_Exercise description_: Give only the number of lines below that contain the word "grid".

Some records
--*--

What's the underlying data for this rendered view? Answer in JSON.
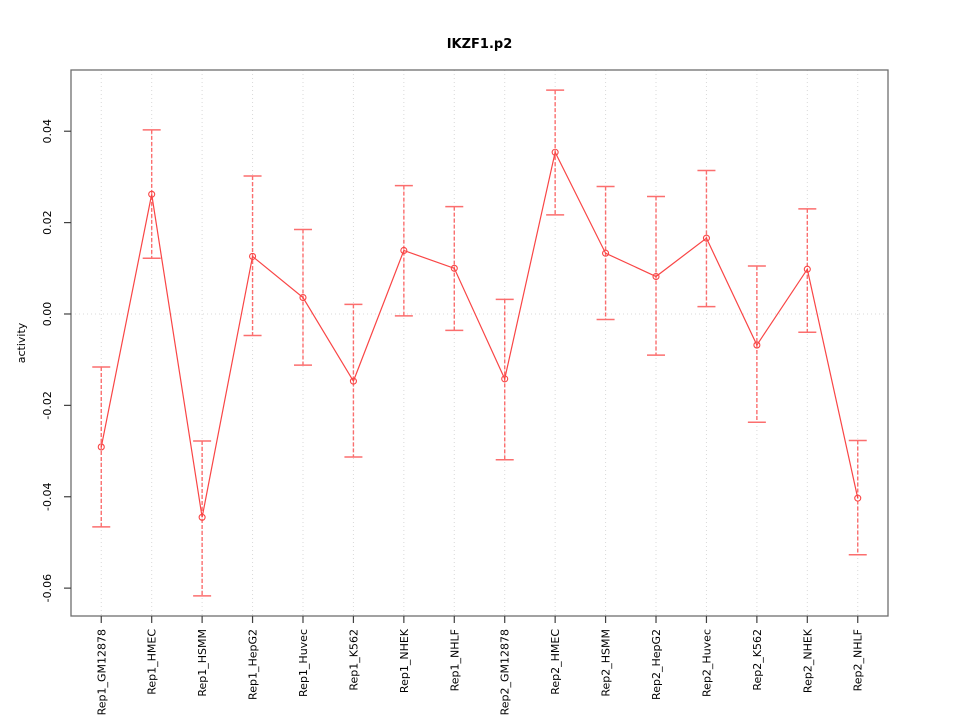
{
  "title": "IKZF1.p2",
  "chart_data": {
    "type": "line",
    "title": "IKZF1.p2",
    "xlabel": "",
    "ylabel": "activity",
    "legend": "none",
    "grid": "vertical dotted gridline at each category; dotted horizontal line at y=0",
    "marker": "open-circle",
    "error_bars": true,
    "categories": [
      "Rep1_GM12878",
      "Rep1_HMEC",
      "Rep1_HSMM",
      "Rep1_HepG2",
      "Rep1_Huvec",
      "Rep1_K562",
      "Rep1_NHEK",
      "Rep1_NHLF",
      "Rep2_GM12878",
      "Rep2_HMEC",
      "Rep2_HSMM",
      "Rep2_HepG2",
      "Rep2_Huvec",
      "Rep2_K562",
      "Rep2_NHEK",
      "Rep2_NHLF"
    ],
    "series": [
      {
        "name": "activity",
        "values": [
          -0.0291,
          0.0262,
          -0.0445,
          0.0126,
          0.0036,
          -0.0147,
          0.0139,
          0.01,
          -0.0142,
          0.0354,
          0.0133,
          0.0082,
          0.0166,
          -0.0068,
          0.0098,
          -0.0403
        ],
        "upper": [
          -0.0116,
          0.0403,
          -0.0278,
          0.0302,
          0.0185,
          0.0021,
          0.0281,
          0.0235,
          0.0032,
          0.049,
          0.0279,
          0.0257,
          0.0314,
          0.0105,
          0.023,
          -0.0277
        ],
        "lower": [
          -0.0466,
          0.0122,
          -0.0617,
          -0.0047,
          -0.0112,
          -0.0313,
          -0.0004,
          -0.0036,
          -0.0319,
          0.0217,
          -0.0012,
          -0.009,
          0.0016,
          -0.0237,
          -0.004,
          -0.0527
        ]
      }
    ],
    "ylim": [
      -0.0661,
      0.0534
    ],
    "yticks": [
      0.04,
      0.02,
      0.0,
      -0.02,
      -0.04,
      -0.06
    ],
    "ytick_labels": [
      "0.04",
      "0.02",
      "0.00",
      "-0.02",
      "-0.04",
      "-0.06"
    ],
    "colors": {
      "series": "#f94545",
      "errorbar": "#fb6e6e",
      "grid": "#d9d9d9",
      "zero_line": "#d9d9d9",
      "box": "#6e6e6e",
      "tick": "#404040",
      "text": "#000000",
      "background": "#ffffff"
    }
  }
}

--*--

_Output below_: 2